KUTIPAN YANG DIBERIKAN:

====

Rekonsiliasi Pelanggaran HAM
Oleh: Moh Mahfud MD
Salah satu isu yang selalu muncul dalam setiap kontes politik di
negara kita adalah isu pelanggaran HAM di masa lalu. Dalam pekan ini, misalnya,
LSM KontraS melontarkan kritiknya kepada Jokowi karena di dalam Rumah Transisi
yang dibentuknya muncul nama AM Hendropriyono sebagai salah seorang penasihat.
KontraS dan istri almarhum Munir, Suciwati, mengkritik bahwa
pemberian peran kepada Hendropriyono akan memudarkan visi-misi capres/cawapres
Jokowi-JK tentang janjinya menuntaskan kasus-kasus pelanggaran HAM di masa
lalu. Sebab Hendropriyono dianggap sebagai salah seorang yang juga terlibat
pelanggaran HAM di masa lalu terkait kasus Talangsari yang menelan korban lebih
dari 240 orang.
Ketika mantan Pangab Wiranto memunculkan dirinya sebagai
capres/cawapres (2004, 2009, 2014) isu pelanggaran HAM juga muncul. Banyak
aktivis HAM yang menyerangnya sebagai tokoh yang tidak layak menjadi capres
atau cawapres karena Wiranto diduga pernah melakukan pelanggaran HAM berat di
zaman Orde Baru Berita bahwa Wiranto dilarang masuk ke Amerika Serikat karena
pelanggaran HAM dibesar-besarkan.
Pelanggaran-pelanggaran HAM yang dikaitkan dengan Wiranto, antara
lain, adalah peristiwa Dili, operasi militer di Aceh, dan peristiwa Mei 1998.
Hal yang sama terjadi pada Prabowo Subianto. Tentangan para aktivis terhadap
munculnya Prabowo sebagai capres adalah karena isu pelanggaran HAM menjelang
lengsernya Presiden Soeharto pada 1998. Tak ada isu korupsi atau isu serius
lain yang dikaitkan dengan Prabowo selain soal tuduhan pelanggaran HAM.
Bahkan dalam putaran pertama debat capres/cawapres awal Juni lalu
Prabowo seperti disindir cawapres Jusuf Kalla (JK) ketika JK menanyakan
“bagaimana sikap Prabowo” terhadap pelanggaran HAM di masa lalu. Meskipun
pertanyaan JK sebenarnya biasa saja, opini publik langsung menyorot pada
pelanggaran HAM oleh Prabowo.

====

YANG HARUS DIKERJAKAN:
a: Menurut artikel tentang pelanggaran HAM, berapa jumlah korban dalam kasus Talangsari?
b: Ketik ulang tanpa perubahan bagian artikel tentang pelanggaran HAM, mulai dari "Rekonsiliasi Pelanggaran HAM" sampai dengan "dari 240 orang.".
c: Lanjutkan artikel tentang pelanggaran HAM setelah kalimat terakhir yang tercantum.

====

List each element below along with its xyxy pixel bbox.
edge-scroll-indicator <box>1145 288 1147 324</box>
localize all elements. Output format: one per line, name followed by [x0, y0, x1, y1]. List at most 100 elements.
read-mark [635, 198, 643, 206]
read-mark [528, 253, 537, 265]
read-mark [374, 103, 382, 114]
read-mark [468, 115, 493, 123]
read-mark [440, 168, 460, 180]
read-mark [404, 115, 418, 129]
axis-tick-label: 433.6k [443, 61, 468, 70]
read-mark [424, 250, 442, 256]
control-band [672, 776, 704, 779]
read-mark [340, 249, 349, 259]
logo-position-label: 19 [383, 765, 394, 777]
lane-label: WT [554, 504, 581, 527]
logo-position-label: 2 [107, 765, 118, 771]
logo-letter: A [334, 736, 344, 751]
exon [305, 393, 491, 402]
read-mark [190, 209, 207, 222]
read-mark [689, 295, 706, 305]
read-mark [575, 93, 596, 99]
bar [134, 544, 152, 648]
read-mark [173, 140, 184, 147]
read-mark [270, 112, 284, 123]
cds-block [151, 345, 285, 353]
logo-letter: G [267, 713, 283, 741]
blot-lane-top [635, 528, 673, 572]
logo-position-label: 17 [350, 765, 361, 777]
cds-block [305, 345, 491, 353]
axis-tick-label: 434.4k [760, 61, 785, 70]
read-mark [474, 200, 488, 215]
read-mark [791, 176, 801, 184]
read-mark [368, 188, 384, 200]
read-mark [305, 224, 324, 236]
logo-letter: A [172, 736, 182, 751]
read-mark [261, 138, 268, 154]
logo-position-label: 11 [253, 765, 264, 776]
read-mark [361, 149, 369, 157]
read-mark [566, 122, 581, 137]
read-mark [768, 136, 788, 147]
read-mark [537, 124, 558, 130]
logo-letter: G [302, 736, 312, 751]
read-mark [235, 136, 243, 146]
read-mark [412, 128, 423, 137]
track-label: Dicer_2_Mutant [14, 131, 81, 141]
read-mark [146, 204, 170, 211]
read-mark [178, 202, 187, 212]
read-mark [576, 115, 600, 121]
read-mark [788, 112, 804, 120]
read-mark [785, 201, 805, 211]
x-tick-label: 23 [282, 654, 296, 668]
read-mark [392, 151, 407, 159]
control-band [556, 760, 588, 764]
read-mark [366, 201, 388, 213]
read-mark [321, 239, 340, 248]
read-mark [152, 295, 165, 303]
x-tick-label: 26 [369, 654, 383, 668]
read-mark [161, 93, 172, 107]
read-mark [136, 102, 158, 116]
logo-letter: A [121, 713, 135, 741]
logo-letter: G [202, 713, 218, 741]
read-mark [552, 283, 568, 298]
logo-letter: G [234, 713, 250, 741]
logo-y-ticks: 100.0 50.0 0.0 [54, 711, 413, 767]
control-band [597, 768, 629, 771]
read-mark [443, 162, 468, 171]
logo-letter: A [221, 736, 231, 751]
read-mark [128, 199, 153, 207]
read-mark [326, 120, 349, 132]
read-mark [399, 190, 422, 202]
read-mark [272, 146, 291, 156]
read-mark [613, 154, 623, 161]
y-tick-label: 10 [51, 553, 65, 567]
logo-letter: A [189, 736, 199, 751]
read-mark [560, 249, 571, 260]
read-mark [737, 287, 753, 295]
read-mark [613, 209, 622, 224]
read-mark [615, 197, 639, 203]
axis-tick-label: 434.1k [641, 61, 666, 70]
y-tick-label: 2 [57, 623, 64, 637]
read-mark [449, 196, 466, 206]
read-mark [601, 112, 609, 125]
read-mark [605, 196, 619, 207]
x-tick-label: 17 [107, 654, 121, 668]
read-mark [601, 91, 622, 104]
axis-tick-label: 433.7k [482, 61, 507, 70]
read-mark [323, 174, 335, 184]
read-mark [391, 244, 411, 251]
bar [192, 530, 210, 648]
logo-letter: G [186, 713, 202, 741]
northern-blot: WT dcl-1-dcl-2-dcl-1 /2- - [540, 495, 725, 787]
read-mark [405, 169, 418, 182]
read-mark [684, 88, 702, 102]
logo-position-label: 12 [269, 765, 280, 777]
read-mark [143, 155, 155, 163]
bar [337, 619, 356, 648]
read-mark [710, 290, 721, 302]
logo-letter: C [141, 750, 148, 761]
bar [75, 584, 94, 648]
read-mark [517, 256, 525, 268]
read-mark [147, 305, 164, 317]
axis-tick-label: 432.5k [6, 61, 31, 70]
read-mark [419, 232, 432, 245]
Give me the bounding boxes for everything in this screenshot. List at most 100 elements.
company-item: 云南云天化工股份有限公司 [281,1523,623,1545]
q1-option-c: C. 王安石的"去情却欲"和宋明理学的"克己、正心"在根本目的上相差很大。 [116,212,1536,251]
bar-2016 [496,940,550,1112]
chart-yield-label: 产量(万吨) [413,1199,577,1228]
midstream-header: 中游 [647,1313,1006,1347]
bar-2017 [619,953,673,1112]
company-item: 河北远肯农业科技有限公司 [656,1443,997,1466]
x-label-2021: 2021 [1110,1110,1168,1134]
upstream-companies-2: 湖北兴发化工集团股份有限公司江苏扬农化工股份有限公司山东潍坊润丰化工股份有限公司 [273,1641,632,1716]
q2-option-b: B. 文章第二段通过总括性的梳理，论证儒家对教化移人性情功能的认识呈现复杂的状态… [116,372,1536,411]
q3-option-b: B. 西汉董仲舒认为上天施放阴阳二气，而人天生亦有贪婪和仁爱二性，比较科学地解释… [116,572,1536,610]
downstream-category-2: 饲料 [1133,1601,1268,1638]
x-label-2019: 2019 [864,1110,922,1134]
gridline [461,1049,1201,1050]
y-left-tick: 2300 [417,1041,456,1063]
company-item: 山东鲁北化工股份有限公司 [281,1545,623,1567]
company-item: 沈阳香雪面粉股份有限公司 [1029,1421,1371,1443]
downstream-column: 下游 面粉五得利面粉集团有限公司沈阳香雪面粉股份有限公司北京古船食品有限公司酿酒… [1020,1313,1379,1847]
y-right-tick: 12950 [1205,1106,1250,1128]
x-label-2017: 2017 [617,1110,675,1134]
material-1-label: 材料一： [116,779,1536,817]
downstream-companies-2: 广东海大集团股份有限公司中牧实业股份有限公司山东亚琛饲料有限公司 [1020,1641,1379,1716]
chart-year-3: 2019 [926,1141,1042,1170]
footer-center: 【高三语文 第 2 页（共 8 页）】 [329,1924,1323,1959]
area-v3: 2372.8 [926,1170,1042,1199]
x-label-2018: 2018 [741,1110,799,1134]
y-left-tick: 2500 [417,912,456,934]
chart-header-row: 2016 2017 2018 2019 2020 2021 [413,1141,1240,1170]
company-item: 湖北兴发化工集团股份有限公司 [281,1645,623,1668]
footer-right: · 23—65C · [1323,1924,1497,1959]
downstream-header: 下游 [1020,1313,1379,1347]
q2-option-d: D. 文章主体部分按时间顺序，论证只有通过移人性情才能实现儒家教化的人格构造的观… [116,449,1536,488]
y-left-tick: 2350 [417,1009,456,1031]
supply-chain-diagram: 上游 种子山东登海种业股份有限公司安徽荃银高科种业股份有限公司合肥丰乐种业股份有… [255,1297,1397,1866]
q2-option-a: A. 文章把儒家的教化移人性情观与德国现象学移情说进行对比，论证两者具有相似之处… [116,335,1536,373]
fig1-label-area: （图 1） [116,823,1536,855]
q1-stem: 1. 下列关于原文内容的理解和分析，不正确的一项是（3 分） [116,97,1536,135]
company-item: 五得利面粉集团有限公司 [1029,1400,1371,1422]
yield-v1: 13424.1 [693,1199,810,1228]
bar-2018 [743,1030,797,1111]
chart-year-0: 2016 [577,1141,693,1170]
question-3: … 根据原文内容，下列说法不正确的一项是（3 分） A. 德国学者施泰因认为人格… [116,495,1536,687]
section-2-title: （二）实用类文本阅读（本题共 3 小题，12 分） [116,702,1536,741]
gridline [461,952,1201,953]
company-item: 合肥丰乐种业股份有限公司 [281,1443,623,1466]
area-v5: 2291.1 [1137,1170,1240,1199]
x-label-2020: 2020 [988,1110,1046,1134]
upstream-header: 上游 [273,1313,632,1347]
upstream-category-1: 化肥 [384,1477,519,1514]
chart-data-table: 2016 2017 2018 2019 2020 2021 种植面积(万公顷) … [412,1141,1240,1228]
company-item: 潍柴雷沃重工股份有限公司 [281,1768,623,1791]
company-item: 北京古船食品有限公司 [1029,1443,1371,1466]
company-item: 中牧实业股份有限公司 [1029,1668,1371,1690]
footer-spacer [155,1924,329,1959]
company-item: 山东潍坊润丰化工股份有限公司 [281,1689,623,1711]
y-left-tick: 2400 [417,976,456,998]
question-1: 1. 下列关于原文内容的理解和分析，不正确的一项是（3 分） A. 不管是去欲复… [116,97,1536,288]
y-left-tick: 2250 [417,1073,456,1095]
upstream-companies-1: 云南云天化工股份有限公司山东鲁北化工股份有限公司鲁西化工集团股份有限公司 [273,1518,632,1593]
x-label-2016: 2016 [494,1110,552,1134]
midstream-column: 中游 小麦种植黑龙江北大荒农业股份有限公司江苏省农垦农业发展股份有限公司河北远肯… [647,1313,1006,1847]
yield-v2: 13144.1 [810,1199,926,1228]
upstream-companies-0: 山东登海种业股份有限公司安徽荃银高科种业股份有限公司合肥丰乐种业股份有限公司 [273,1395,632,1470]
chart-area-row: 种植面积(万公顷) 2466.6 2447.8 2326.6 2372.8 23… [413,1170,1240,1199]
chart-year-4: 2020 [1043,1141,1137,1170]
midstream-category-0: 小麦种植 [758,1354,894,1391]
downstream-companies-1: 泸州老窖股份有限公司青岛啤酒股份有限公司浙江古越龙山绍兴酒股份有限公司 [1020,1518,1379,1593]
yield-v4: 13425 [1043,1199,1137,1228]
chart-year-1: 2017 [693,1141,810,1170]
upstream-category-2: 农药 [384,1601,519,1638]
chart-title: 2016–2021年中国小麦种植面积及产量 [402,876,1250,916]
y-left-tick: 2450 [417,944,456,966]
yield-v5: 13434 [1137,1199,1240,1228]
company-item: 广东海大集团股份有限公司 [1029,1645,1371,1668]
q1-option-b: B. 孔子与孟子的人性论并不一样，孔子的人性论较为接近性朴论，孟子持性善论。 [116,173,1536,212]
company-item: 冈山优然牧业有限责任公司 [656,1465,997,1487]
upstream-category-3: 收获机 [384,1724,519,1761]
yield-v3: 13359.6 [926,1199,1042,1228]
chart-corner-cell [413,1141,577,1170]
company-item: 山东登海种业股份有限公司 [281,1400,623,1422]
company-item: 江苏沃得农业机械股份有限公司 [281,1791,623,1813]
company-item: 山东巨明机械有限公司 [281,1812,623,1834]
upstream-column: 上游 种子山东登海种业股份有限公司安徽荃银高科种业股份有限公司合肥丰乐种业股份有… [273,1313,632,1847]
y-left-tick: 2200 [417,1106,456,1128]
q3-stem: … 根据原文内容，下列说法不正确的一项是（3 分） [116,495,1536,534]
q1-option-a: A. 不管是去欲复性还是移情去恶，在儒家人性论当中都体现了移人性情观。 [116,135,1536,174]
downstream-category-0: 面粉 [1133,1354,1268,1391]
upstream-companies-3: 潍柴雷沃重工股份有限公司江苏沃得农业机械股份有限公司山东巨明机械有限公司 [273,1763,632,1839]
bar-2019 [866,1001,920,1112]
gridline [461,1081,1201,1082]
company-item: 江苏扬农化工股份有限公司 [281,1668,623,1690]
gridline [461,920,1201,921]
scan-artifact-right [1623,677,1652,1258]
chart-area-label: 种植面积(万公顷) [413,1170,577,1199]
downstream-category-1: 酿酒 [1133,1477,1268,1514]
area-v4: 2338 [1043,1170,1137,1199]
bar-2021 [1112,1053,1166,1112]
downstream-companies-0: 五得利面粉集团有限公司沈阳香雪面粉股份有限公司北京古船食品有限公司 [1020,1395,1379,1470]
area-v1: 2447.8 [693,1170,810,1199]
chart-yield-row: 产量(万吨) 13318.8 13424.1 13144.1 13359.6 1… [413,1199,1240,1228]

====

JAWABAN LATIHAN:
a: Lebih dari 240 orang.

b:
Rekonsiliasi Pelanggaran HAM
Oleh: Moh Mahfud MD
Salah satu isu yang selalu muncul dalam setiap kontes politik di
negara kita adalah isu pelanggaran HAM di masa lalu. Dalam pekan ini, misalnya,
LSM KontraS melontarkan kritiknya kepada Jokowi karena di dalam Rumah Transisi
yang dibentuknya muncul nama AM Hendropriyono sebagai salah seorang penasihat.
KontraS dan istri almarhum Munir, Suciwati, mengkritik bahwa
pemberian peran kepada Hendropriyono akan memudarkan visi-misi capres/cawapres
Jokowi-JK tentang janjinya menuntaskan kasus-kasus pelanggaran HAM di masa
lalu. Sebab Hendropriyono dianggap sebagai salah seorang yang juga terlibat
pelanggaran HAM di masa lalu terkait kasus Talangsari yang menelan korban lebih
dari 240 orang.

c:
Rasanya, sebagai bangsa, kita tersandera oleh isu pelanggaran HAM
yang selalu dimunculkan dalam setiap kontes politik nasional atau dalam
kompetisi peraihan jabatan-jabatan publik yang penting. Mantan Jaksa Agung
Abdulrahman Saleh menyebut isu pelanggaran HAM sudah jadi ritual politik lima
tahunan tanpa upaya yang sungguh-sungguh untuk menyelesaikannya demi kebaikan
langkah bangsa ke depan.
Rasanya wajar, bahkan mendesak, untuk mengakhiri kelelahan dan
debat kusir yang tak kunjung usai mengenai isu pelanggaran HAM ini melalui
rekonsiliasi nasional. Kita perlu melakukan langkah-langkah serius, antara lain
melalui pembuatan undang-undang rekonsiliasi lagi. Asumsinya, pelanggaran HAM
yang terjadi pada saat-saat itu sebagian besar adalah tanggung jawab negara.
Situasi politik yang dikendalikan oleh negaralah yang pada
saat-saat itu mendorong terjadinya pelanggaran HAM oleh aparat. Bahkan bisa ada
klaim, kalau mereka tak melakukan itu pada saat itu bisa dianggap melalaikan
tugas negara, bahkan mengkhianati negara. Jadi pencarian jawaban tentang sikap
kita terhadap pelanggaran HAM di masa lalu haruslah menelisiknya secara
komprehensif, tak cukup menyorot Hendro, Wiranto, Prabowo secara personal pada
penggalan waktu tertentu.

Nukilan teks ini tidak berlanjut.